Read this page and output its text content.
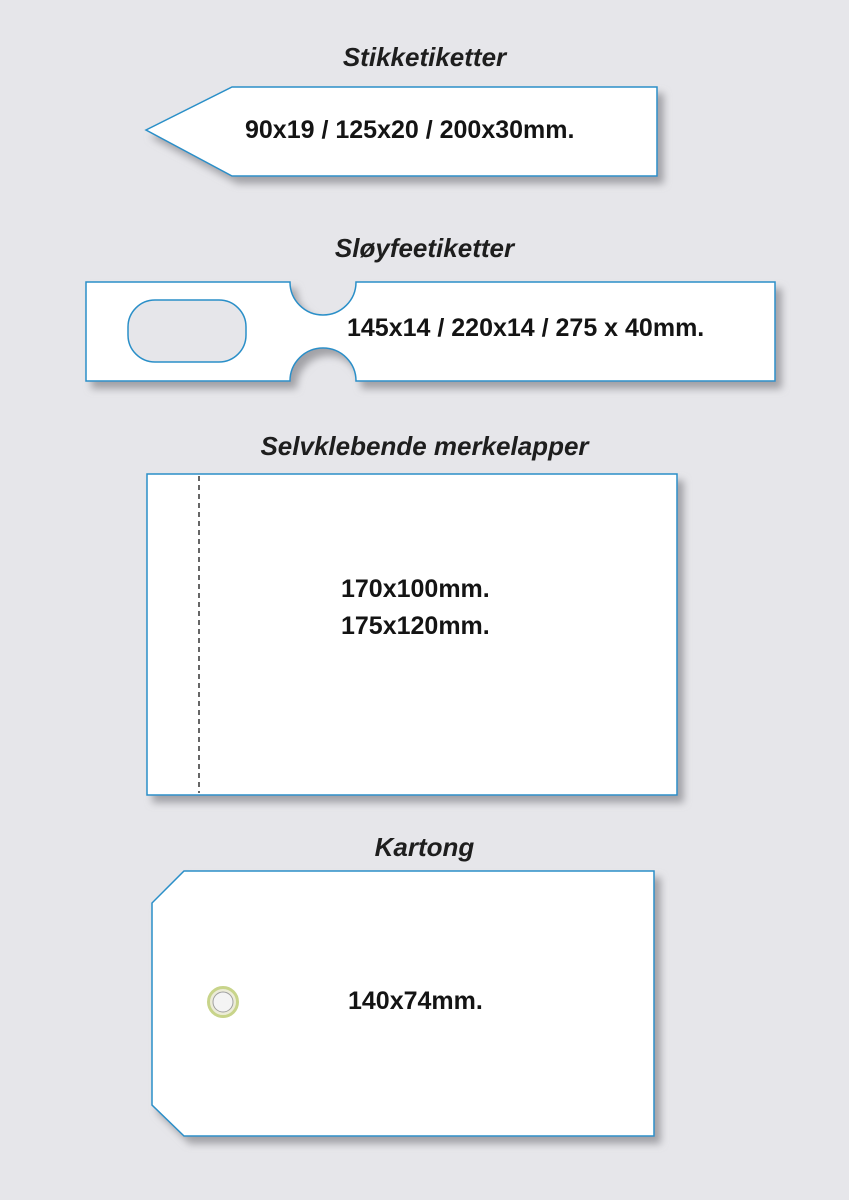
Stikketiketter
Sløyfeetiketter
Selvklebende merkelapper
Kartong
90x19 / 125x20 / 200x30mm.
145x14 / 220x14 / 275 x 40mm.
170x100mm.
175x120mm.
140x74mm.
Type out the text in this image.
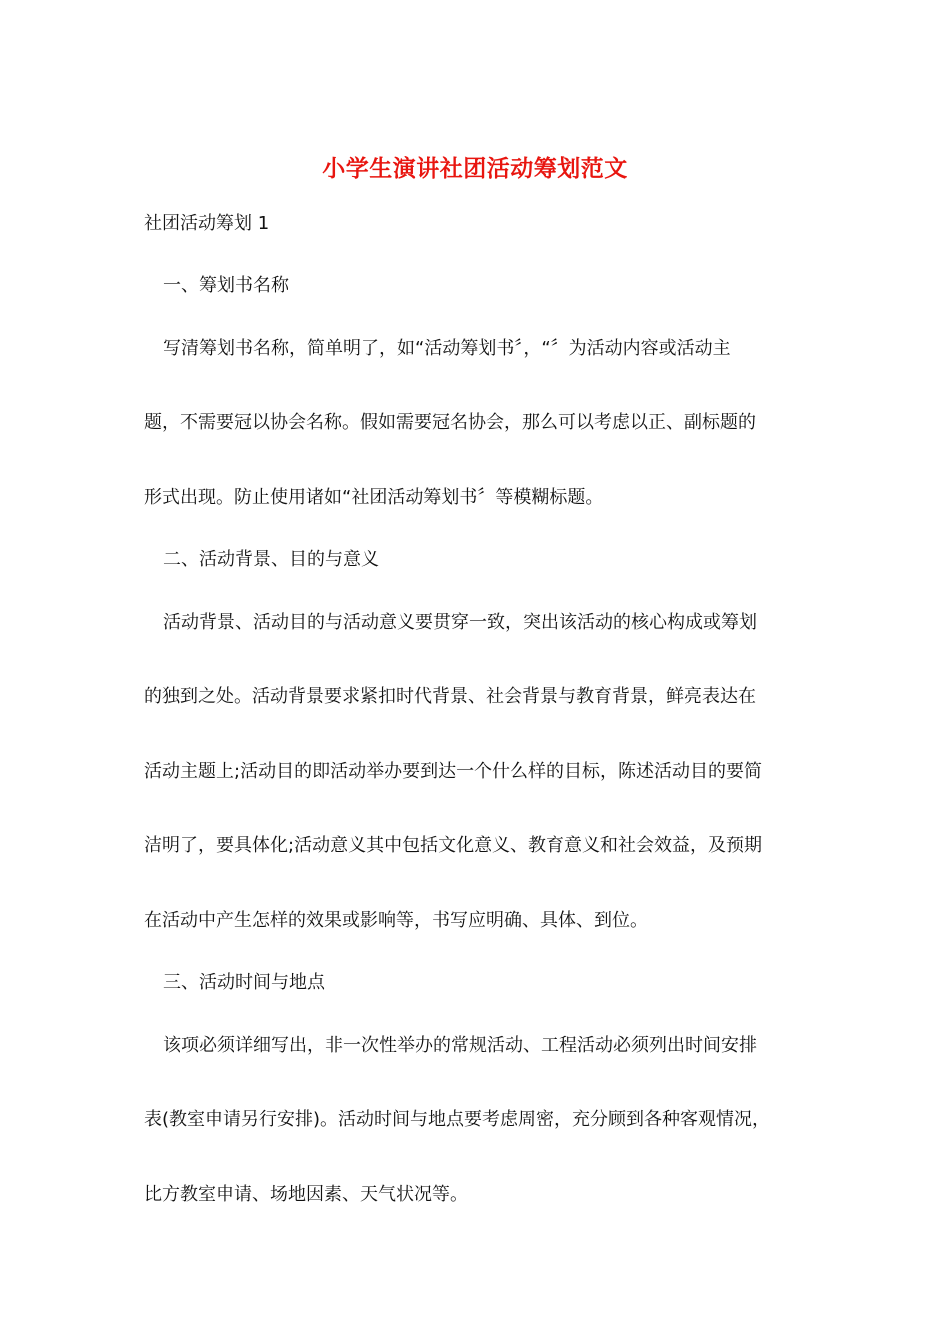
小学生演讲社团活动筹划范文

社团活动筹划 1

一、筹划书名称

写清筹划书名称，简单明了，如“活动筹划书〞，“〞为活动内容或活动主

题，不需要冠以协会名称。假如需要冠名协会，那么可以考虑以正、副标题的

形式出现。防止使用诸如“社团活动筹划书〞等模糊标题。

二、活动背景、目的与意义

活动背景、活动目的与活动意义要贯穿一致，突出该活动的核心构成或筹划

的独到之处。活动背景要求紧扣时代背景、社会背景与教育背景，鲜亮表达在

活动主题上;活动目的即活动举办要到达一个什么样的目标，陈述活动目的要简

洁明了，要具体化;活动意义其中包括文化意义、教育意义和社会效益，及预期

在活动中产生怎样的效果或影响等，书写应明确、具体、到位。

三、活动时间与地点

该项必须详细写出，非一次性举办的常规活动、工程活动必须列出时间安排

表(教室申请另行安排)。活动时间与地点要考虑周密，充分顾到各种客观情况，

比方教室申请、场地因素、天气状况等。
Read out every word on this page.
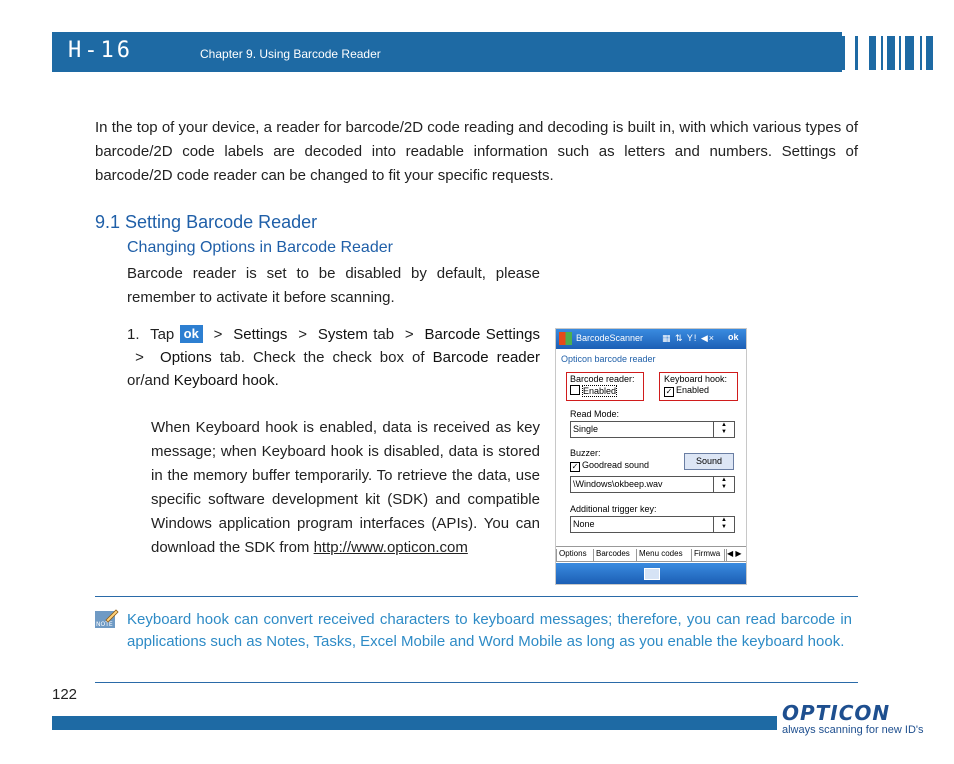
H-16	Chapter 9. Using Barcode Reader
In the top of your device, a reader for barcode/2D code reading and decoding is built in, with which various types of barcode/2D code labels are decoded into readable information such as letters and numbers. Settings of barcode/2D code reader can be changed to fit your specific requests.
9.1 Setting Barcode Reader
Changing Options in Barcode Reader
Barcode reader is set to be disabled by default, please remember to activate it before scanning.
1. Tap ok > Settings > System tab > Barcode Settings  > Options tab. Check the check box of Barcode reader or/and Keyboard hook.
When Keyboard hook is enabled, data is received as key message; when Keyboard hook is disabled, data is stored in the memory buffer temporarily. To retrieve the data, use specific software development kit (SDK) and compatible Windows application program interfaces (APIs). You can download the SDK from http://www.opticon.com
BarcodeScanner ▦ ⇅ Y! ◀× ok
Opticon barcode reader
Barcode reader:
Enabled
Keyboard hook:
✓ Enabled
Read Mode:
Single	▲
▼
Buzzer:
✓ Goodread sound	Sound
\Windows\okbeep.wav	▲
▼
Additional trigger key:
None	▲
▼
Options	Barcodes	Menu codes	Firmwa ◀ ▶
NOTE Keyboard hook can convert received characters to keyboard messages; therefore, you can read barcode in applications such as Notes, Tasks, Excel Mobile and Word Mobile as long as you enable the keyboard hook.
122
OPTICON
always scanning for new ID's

**GOAL OF THE EXERCISE**
Pictures in the records must not appear in the copy; transcribe everything else precisely.

**ANSWER**
Read this page and output its text content.
Stikketiketter
Sløyfeetiketter
Selvklebende merkelapper
Kartong
90x19 / 125x20 / 200x30mm.
145x14 / 220x14 / 275 x 40mm.
170x100mm.
175x120mm.
140x74mm.
Type out the text in this image.
小学生演讲社团活动筹划范文

社团活动筹划 1

一、筹划书名称

写清筹划书名称，简单明了，如“活动筹划书〞，“〞为活动内容或活动主

题，不需要冠以协会名称。假如需要冠名协会，那么可以考虑以正、副标题的

形式出现。防止使用诸如“社团活动筹划书〞等模糊标题。

二、活动背景、目的与意义

活动背景、活动目的与活动意义要贯穿一致，突出该活动的核心构成或筹划

的独到之处。活动背景要求紧扣时代背景、社会背景与教育背景，鲜亮表达在

活动主题上;活动目的即活动举办要到达一个什么样的目标，陈述活动目的要简

洁明了，要具体化;活动意义其中包括文化意义、教育意义和社会效益，及预期

在活动中产生怎样的效果或影响等，书写应明确、具体、到位。

三、活动时间与地点

该项必须详细写出，非一次性举办的常规活动、工程活动必须列出时间安排

表(教室申请另行安排)。活动时间与地点要考虑周密，充分顾到各种客观情况，

比方教室申请、场地因素、天气状况等。
Read out every word on this page.
H-16	Chapter 9. Using Barcode Reader
In the top of your device, a reader for barcode/2D code reading and decoding is built in, with which various types of barcode/2D code labels are decoded into readable information such as letters and numbers. Settings of barcode/2D code reader can be changed to fit your specific requests.
9.1 Setting Barcode Reader
Changing Options in Barcode Reader
Barcode reader is set to be disabled by default, please remember to activate it before scanning.
1. Tap ok > Settings > System tab > Barcode Settings  > Options tab. Check the check box of Barcode reader or/and Keyboard hook.
When Keyboard hook is enabled, data is received as key message; when Keyboard hook is disabled, data is stored in the memory buffer temporarily. To retrieve the data, use specific software development kit (SDK) and compatible Windows application program interfaces (APIs). You can download the SDK from http://www.opticon.com
BarcodeScanner ▦ ⇅ Y! ◀× ok
Opticon barcode reader
Barcode reader:
Enabled
Keyboard hook:
✓ Enabled
Read Mode:
Single	▲
▼
Buzzer:
✓ Goodread sound	Sound
\Windows\okbeep.wav	▲
▼
Additional trigger key:
None	▲
▼
Options	Barcodes	Menu codes	Firmwa ◀ ▶
NOTE Keyboard hook can convert received characters to keyboard messages; therefore, you can read barcode in applications such as Notes, Tasks, Excel Mobile and Word Mobile as long as you enable the keyboard hook.
122
OPTICON
always scanning for new ID's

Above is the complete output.